WHAT YOU SHOULD DO:
The complete listing should be restated exactly.

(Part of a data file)
START
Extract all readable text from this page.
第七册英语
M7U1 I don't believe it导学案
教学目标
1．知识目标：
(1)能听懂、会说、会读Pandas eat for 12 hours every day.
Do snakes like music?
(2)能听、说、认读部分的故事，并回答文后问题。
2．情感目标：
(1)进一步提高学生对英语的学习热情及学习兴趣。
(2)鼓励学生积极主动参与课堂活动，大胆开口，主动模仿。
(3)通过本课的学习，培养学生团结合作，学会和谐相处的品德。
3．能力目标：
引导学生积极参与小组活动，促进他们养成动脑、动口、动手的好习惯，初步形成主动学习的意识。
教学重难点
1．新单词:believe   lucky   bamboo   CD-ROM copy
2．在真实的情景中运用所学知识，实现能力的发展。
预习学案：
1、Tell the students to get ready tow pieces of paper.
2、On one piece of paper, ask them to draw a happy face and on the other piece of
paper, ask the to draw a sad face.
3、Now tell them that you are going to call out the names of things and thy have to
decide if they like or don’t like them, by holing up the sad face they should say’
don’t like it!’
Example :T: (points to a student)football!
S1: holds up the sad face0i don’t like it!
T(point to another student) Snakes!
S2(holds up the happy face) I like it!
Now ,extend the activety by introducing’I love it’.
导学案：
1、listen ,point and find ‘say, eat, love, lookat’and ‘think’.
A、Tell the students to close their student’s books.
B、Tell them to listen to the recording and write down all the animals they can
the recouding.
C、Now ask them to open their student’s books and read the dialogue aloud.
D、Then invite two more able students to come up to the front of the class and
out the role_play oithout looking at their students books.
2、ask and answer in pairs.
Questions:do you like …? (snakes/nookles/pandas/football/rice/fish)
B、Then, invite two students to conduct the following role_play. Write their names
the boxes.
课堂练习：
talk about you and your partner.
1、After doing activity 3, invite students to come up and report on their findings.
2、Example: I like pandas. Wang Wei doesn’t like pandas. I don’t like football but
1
END
THE RESULT:
Extract all readable text from this page.
第七册英语
M7U1 I don't believe it导学案
教学目标
1．知识目标：
(1)能听懂、会说、会读Pandas eat for 12 hours every day.
Do snakes like music?
(2)能听、说、认读部分的故事，并回答文后问题。
2．情感目标：
(1)进一步提高学生对英语的学习热情及学习兴趣。
(2)鼓励学生积极主动参与课堂活动，大胆开口，主动模仿。
(3)通过本课的学习，培养学生团结合作，学会和谐相处的品德。
3．能力目标：
引导学生积极参与小组活动，促进他们养成动脑、动口、动手的好习惯，初步形成主动学习的意识。
教学重难点
1．新单词:believe   lucky   bamboo   CD-ROM copy
2．在真实的情景中运用所学知识，实现能力的发展。
预习学案：
1、Tell the students to get ready tow pieces of paper.
2、On one piece of paper, ask them to draw a happy face and on the other piece of
paper, ask the to draw a sad face.
3、Now tell them that you are going to call out the names of things and thy have to
decide if they like or don’t like them, by holing up the sad face they should say’
don’t like it!’
Example :T: (points to a student)football!
S1: holds up the sad face0i don’t like it!
T(point to another student) Snakes!
S2(holds up the happy face) I like it!
Now ,extend the activety by introducing’I love it’.
导学案：
1、listen ,point and find ‘say, eat, love, lookat’and ‘think’.
A、Tell the students to close their student’s books.
B、Tell them to listen to the recording and write down all the animals they can
the recouding.
C、Now ask them to open their student’s books and read the dialogue aloud.
D、Then invite two more able students to come up to the front of the class and
out the role_play oithout looking at their students books.
2、ask and answer in pairs.
Questions:do you like …? (snakes/nookles/pandas/football/rice/fish)
B、Then, invite two students to conduct the following role_play. Write their names
the boxes.
课堂练习：
talk about you and your partner.
1、After doing activity 3, invite students to come up and report on their findings.
2、Example: I like pandas. Wang Wei doesn’t like pandas. I don’t like football but
1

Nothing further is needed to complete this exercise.